MATERIAL TO PROCESS:
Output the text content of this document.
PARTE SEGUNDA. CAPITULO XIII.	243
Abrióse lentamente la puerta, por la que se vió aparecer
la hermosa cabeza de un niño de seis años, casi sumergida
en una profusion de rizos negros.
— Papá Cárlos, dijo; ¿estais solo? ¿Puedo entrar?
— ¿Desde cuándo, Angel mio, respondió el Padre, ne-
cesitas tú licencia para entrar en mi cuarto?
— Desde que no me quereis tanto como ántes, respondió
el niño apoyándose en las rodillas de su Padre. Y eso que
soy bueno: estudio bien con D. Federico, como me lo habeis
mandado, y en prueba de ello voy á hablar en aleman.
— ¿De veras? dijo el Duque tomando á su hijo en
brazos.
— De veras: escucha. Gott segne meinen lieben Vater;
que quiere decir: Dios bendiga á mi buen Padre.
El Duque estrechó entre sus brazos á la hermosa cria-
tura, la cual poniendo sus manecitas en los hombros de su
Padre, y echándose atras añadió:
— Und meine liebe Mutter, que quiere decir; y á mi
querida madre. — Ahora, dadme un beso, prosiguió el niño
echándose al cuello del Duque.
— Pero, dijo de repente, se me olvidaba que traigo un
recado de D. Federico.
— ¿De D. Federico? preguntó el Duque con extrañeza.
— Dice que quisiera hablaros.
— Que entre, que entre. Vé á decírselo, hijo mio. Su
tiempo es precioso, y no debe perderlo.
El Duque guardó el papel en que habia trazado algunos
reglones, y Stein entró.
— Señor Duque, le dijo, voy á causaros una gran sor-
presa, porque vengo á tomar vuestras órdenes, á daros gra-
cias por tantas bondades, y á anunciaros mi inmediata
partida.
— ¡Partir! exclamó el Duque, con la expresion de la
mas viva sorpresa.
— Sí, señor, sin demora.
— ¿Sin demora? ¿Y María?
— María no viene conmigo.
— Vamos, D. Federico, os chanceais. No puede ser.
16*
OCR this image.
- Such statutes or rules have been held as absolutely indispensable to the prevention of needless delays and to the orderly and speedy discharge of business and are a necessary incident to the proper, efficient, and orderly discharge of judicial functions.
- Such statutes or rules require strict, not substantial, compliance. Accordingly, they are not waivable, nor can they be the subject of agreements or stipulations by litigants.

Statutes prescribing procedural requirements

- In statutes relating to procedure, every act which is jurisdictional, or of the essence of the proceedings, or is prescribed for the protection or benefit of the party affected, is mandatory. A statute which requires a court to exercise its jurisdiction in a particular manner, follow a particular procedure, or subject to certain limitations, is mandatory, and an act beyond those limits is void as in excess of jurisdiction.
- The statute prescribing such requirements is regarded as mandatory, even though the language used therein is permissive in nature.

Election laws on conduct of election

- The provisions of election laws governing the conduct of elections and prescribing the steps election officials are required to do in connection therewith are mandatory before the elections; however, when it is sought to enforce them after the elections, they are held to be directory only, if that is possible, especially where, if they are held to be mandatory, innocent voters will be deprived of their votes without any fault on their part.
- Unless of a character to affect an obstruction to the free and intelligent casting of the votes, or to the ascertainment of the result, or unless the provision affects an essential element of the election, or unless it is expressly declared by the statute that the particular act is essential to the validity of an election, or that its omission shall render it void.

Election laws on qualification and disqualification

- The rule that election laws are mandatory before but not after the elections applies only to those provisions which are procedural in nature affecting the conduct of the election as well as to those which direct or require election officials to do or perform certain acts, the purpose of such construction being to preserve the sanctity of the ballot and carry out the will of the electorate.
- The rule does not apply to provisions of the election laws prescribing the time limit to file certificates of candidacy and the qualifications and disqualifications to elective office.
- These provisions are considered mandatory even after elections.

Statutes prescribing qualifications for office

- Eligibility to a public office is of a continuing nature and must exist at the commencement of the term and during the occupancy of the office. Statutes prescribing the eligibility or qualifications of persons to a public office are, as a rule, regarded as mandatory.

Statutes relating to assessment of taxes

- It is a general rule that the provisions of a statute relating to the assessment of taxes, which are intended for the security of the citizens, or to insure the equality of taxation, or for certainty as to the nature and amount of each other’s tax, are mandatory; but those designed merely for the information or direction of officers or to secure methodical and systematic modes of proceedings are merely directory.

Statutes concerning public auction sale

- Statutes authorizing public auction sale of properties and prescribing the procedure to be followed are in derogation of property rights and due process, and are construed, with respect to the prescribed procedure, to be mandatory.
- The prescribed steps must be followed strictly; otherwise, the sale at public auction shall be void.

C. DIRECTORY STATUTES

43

TASK REQUIREMENTS: Filter the entries above down to the lines containing the word "María".

RESULT FOR THIS TASK:
— ¿Sin demora? ¿Y María?
— María no viene conmigo.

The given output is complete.